> _SUPPLIED RECORDS_:
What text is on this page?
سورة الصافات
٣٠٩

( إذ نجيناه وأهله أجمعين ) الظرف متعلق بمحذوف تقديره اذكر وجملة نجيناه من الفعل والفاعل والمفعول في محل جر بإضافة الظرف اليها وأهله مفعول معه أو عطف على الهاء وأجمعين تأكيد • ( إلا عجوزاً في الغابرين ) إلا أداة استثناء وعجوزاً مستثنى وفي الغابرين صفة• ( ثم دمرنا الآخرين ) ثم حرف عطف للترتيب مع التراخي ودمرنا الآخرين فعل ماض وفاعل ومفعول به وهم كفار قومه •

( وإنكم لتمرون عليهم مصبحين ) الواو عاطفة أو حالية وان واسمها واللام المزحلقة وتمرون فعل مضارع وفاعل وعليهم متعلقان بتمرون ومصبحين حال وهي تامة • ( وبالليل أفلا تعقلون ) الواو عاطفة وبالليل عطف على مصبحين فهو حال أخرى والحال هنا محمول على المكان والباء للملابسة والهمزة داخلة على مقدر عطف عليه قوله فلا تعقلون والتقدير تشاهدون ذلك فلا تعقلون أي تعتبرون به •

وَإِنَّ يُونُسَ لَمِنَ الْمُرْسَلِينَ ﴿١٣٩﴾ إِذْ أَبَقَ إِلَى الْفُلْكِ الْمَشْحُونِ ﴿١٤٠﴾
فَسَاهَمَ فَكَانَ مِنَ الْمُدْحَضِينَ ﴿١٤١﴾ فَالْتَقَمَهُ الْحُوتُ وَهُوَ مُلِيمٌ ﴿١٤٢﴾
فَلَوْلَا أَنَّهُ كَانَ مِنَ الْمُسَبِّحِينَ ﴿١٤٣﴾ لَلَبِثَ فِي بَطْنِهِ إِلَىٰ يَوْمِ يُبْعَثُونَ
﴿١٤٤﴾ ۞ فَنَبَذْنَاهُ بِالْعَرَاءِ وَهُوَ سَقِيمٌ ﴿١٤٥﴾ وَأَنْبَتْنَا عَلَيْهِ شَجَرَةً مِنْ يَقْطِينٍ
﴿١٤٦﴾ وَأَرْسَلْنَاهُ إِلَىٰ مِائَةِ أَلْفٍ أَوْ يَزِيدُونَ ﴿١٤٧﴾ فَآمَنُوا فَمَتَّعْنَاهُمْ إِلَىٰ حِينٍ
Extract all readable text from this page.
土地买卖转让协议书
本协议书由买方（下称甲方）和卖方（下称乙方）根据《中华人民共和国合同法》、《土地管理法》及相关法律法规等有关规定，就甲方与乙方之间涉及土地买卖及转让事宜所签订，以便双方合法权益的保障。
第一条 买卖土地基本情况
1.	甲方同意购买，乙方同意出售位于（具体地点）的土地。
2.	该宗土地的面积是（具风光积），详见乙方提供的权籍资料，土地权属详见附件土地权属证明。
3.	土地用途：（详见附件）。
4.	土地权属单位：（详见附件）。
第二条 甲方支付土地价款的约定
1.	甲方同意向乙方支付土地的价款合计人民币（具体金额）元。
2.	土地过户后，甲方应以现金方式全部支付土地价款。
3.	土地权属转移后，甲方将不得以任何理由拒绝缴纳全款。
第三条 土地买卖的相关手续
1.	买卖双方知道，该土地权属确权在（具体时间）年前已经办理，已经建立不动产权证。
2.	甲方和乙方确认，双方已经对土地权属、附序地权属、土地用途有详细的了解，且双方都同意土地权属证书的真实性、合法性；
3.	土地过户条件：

> _WHAT YOU SHOULD DO_:
Transcribe all of the entries without altering anything.

> _RESPONSE TO THE TASK_:
What text is on this page?
سورة الصافات
٣٠٩

( إذ نجيناه وأهله أجمعين ) الظرف متعلق بمحذوف تقديره اذكر وجملة نجيناه من الفعل والفاعل والمفعول في محل جر بإضافة الظرف اليها وأهله مفعول معه أو عطف على الهاء وأجمعين تأكيد • ( إلا عجوزاً في الغابرين ) إلا أداة استثناء وعجوزاً مستثنى وفي الغابرين صفة• ( ثم دمرنا الآخرين ) ثم حرف عطف للترتيب مع التراخي ودمرنا الآخرين فعل ماض وفاعل ومفعول به وهم كفار قومه •

( وإنكم لتمرون عليهم مصبحين ) الواو عاطفة أو حالية وان واسمها واللام المزحلقة وتمرون فعل مضارع وفاعل وعليهم متعلقان بتمرون ومصبحين حال وهي تامة • ( وبالليل أفلا تعقلون ) الواو عاطفة وبالليل عطف على مصبحين فهو حال أخرى والحال هنا محمول على المكان والباء للملابسة والهمزة داخلة على مقدر عطف عليه قوله فلا تعقلون والتقدير تشاهدون ذلك فلا تعقلون أي تعتبرون به •

وَإِنَّ يُونُسَ لَمِنَ الْمُرْسَلِينَ ﴿١٣٩﴾ إِذْ أَبَقَ إِلَى الْفُلْكِ الْمَشْحُونِ ﴿١٤٠﴾
فَسَاهَمَ فَكَانَ مِنَ الْمُدْحَضِينَ ﴿١٤١﴾ فَالْتَقَمَهُ الْحُوتُ وَهُوَ مُلِيمٌ ﴿١٤٢﴾
فَلَوْلَا أَنَّهُ كَانَ مِنَ الْمُسَبِّحِينَ ﴿١٤٣﴾ لَلَبِثَ فِي بَطْنِهِ إِلَىٰ يَوْمِ يُبْعَثُونَ
﴿١٤٤﴾ ۞ فَنَبَذْنَاهُ بِالْعَرَاءِ وَهُوَ سَقِيمٌ ﴿١٤٥﴾ وَأَنْبَتْنَا عَلَيْهِ شَجَرَةً مِنْ يَقْطِينٍ
﴿١٤٦﴾ وَأَرْسَلْنَاهُ إِلَىٰ مِائَةِ أَلْفٍ أَوْ يَزِيدُونَ ﴿١٤٧﴾ فَآمَنُوا فَمَتَّعْنَاهُمْ إِلَىٰ حِينٍ
Extract all readable text from this page.
土地买卖转让协议书
本协议书由买方（下称甲方）和卖方（下称乙方）根据《中华人民共和国合同法》、《土地管理法》及相关法律法规等有关规定，就甲方与乙方之间涉及土地买卖及转让事宜所签订，以便双方合法权益的保障。
第一条 买卖土地基本情况
1.	甲方同意购买，乙方同意出售位于（具体地点）的土地。
2.	该宗土地的面积是（具风光积），详见乙方提供的权籍资料，土地权属详见附件土地权属证明。
3.	土地用途：（详见附件）。
4.	土地权属单位：（详见附件）。
第二条 甲方支付土地价款的约定
1.	甲方同意向乙方支付土地的价款合计人民币（具体金额）元。
2.	土地过户后，甲方应以现金方式全部支付土地价款。
3.	土地权属转移后，甲方将不得以任何理由拒绝缴纳全款。
第三条 土地买卖的相关手续
1.	买卖双方知道，该土地权属确权在（具体时间）年前已经办理，已经建立不动产权证。
2.	甲方和乙方确认，双方已经对土地权属、附序地权属、土地用途有详细的了解，且双方都同意土地权属证书的真实性、合法性；
3.	土地过户条件：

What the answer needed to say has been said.